■ Data section:

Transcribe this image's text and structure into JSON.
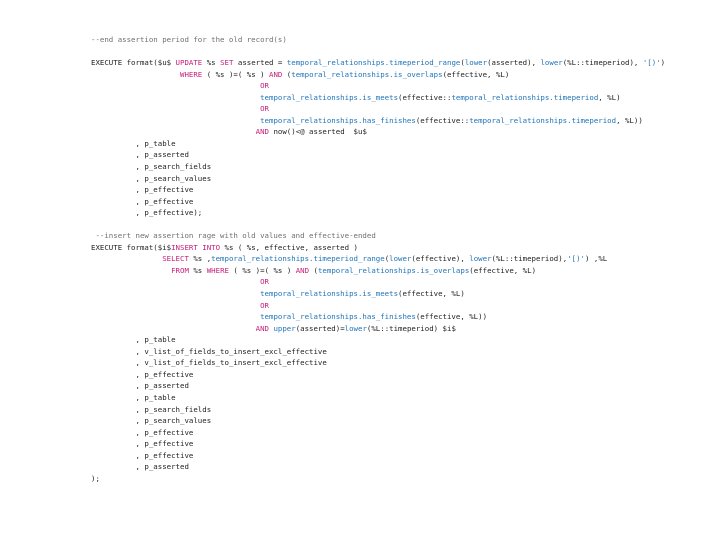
{
  "colors": {
    "plain": "#222222",
    "comment": "#6f6f6f",
    "keyword": "#c81e7a",
    "function": "#1e73b8",
    "string": "#1e73b8"
  },
  "code_lines": [
    {
      "indent": "",
      "tokens": [
        {
          "t": "--end assertion period for the old record(s)",
          "k": "comment"
        }
      ]
    },
    {
      "indent": "",
      "tokens": []
    },
    {
      "indent": "",
      "tokens": [
        {
          "t": "EXECUTE format($u$ ",
          "k": "plain"
        },
        {
          "t": "UPDATE",
          "k": "keyword"
        },
        {
          "t": " %s ",
          "k": "plain"
        },
        {
          "t": "SET",
          "k": "keyword"
        },
        {
          "t": " asserted = ",
          "k": "plain"
        },
        {
          "t": "temporal_relationships.timeperiod_range",
          "k": "function"
        },
        {
          "t": "(",
          "k": "plain"
        },
        {
          "t": "lower",
          "k": "function"
        },
        {
          "t": "(asserted), ",
          "k": "plain"
        },
        {
          "t": "lower",
          "k": "function"
        },
        {
          "t": "(%L::timeperiod), ",
          "k": "plain"
        },
        {
          "t": "'[)'",
          "k": "string"
        },
        {
          "t": ")",
          "k": "plain"
        }
      ]
    },
    {
      "indent": "                    ",
      "tokens": [
        {
          "t": "WHERE",
          "k": "keyword"
        },
        {
          "t": " ( %s )=( %s ) ",
          "k": "plain"
        },
        {
          "t": "AND",
          "k": "keyword"
        },
        {
          "t": " (",
          "k": "plain"
        },
        {
          "t": "temporal_relationships.is_overlaps",
          "k": "function"
        },
        {
          "t": "(effective, %L)",
          "k": "plain"
        }
      ]
    },
    {
      "indent": "                                      ",
      "tokens": [
        {
          "t": "OR",
          "k": "keyword"
        }
      ]
    },
    {
      "indent": "                                      ",
      "tokens": [
        {
          "t": "temporal_relationships.is_meets",
          "k": "function"
        },
        {
          "t": "(effective::",
          "k": "plain"
        },
        {
          "t": "temporal_relationships.timeperiod",
          "k": "function"
        },
        {
          "t": ", %L)",
          "k": "plain"
        }
      ]
    },
    {
      "indent": "                                      ",
      "tokens": [
        {
          "t": "OR",
          "k": "keyword"
        }
      ]
    },
    {
      "indent": "                                      ",
      "tokens": [
        {
          "t": "temporal_relationships.has_finishes",
          "k": "function"
        },
        {
          "t": "(effective::",
          "k": "plain"
        },
        {
          "t": "temporal_relationships.timeperiod",
          "k": "function"
        },
        {
          "t": ", %L))",
          "k": "plain"
        }
      ]
    },
    {
      "indent": "                                     ",
      "tokens": [
        {
          "t": "AND",
          "k": "keyword"
        },
        {
          "t": " now()<@ asserted  $u$",
          "k": "plain"
        }
      ]
    },
    {
      "indent": "          ",
      "tokens": [
        {
          "t": ", p_table",
          "k": "plain"
        }
      ]
    },
    {
      "indent": "          ",
      "tokens": [
        {
          "t": ", p_asserted",
          "k": "plain"
        }
      ]
    },
    {
      "indent": "          ",
      "tokens": [
        {
          "t": ", p_search_fields",
          "k": "plain"
        }
      ]
    },
    {
      "indent": "          ",
      "tokens": [
        {
          "t": ", p_search_values",
          "k": "plain"
        }
      ]
    },
    {
      "indent": "          ",
      "tokens": [
        {
          "t": ", p_effective",
          "k": "plain"
        }
      ]
    },
    {
      "indent": "          ",
      "tokens": [
        {
          "t": ", p_effective",
          "k": "plain"
        }
      ]
    },
    {
      "indent": "          ",
      "tokens": [
        {
          "t": ", p_effective);",
          "k": "plain"
        }
      ]
    },
    {
      "indent": "",
      "tokens": []
    },
    {
      "indent": " ",
      "tokens": [
        {
          "t": "--insert new assertion rage with old values and effective-ended",
          "k": "comment"
        }
      ]
    },
    {
      "indent": "",
      "tokens": [
        {
          "t": "EXECUTE format($i$",
          "k": "plain"
        },
        {
          "t": "INSERT INTO",
          "k": "keyword"
        },
        {
          "t": " %s ( %s, effective, asserted )",
          "k": "plain"
        }
      ]
    },
    {
      "indent": "                ",
      "tokens": [
        {
          "t": "SELECT",
          "k": "keyword"
        },
        {
          "t": " %s ,",
          "k": "plain"
        },
        {
          "t": "temporal_relationships.timeperiod_range",
          "k": "function"
        },
        {
          "t": "(",
          "k": "plain"
        },
        {
          "t": "lower",
          "k": "function"
        },
        {
          "t": "(effective), ",
          "k": "plain"
        },
        {
          "t": "lower",
          "k": "function"
        },
        {
          "t": "(%L::timeperiod),",
          "k": "plain"
        },
        {
          "t": "'[)'",
          "k": "string"
        },
        {
          "t": ") ,%L",
          "k": "plain"
        }
      ]
    },
    {
      "indent": "                  ",
      "tokens": [
        {
          "t": "FROM",
          "k": "keyword"
        },
        {
          "t": " %s ",
          "k": "plain"
        },
        {
          "t": "WHERE",
          "k": "keyword"
        },
        {
          "t": " ( %s )=( %s ) ",
          "k": "plain"
        },
        {
          "t": "AND",
          "k": "keyword"
        },
        {
          "t": " (",
          "k": "plain"
        },
        {
          "t": "temporal_relationships.is_overlaps",
          "k": "function"
        },
        {
          "t": "(effective, %L)",
          "k": "plain"
        }
      ]
    },
    {
      "indent": "                                      ",
      "tokens": [
        {
          "t": "OR",
          "k": "keyword"
        }
      ]
    },
    {
      "indent": "                                      ",
      "tokens": [
        {
          "t": "temporal_relationships.is_meets",
          "k": "function"
        },
        {
          "t": "(effective, %L)",
          "k": "plain"
        }
      ]
    },
    {
      "indent": "                                      ",
      "tokens": [
        {
          "t": "OR",
          "k": "keyword"
        }
      ]
    },
    {
      "indent": "                                      ",
      "tokens": [
        {
          "t": "temporal_relationships.has_finishes",
          "k": "function"
        },
        {
          "t": "(effective, %L))",
          "k": "plain"
        }
      ]
    },
    {
      "indent": "                                     ",
      "tokens": [
        {
          "t": "AND",
          "k": "keyword"
        },
        {
          "t": " ",
          "k": "plain"
        },
        {
          "t": "upper",
          "k": "function"
        },
        {
          "t": "(asserted)=",
          "k": "plain"
        },
        {
          "t": "lower",
          "k": "function"
        },
        {
          "t": "(%L::timeperiod) $i$",
          "k": "plain"
        }
      ]
    },
    {
      "indent": "          ",
      "tokens": [
        {
          "t": ", p_table",
          "k": "plain"
        }
      ]
    },
    {
      "indent": "          ",
      "tokens": [
        {
          "t": ", v_list_of_fields_to_insert_excl_effective",
          "k": "plain"
        }
      ]
    },
    {
      "indent": "          ",
      "tokens": [
        {
          "t": ", v_list_of_fields_to_insert_excl_effective",
          "k": "plain"
        }
      ]
    },
    {
      "indent": "          ",
      "tokens": [
        {
          "t": ", p_effective",
          "k": "plain"
        }
      ]
    },
    {
      "indent": "          ",
      "tokens": [
        {
          "t": ", p_asserted",
          "k": "plain"
        }
      ]
    },
    {
      "indent": "          ",
      "tokens": [
        {
          "t": ", p_table",
          "k": "plain"
        }
      ]
    },
    {
      "indent": "          ",
      "tokens": [
        {
          "t": ", p_search_fields",
          "k": "plain"
        }
      ]
    },
    {
      "indent": "          ",
      "tokens": [
        {
          "t": ", p_search_values",
          "k": "plain"
        }
      ]
    },
    {
      "indent": "          ",
      "tokens": [
        {
          "t": ", p_effective",
          "k": "plain"
        }
      ]
    },
    {
      "indent": "          ",
      "tokens": [
        {
          "t": ", p_effective",
          "k": "plain"
        }
      ]
    },
    {
      "indent": "          ",
      "tokens": [
        {
          "t": ", p_effective",
          "k": "plain"
        }
      ]
    },
    {
      "indent": "          ",
      "tokens": [
        {
          "t": ", p_asserted",
          "k": "plain"
        }
      ]
    },
    {
      "indent": "",
      "tokens": [
        {
          "t": ");",
          "k": "plain"
        }
      ]
    }
  ]
}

■ Written instruction: Gather, from the listing above, every line carrying the word "format".

■ Answer to this task:
          "t": "EXECUTE format($u$ ",
          "t": "EXECUTE format($i$",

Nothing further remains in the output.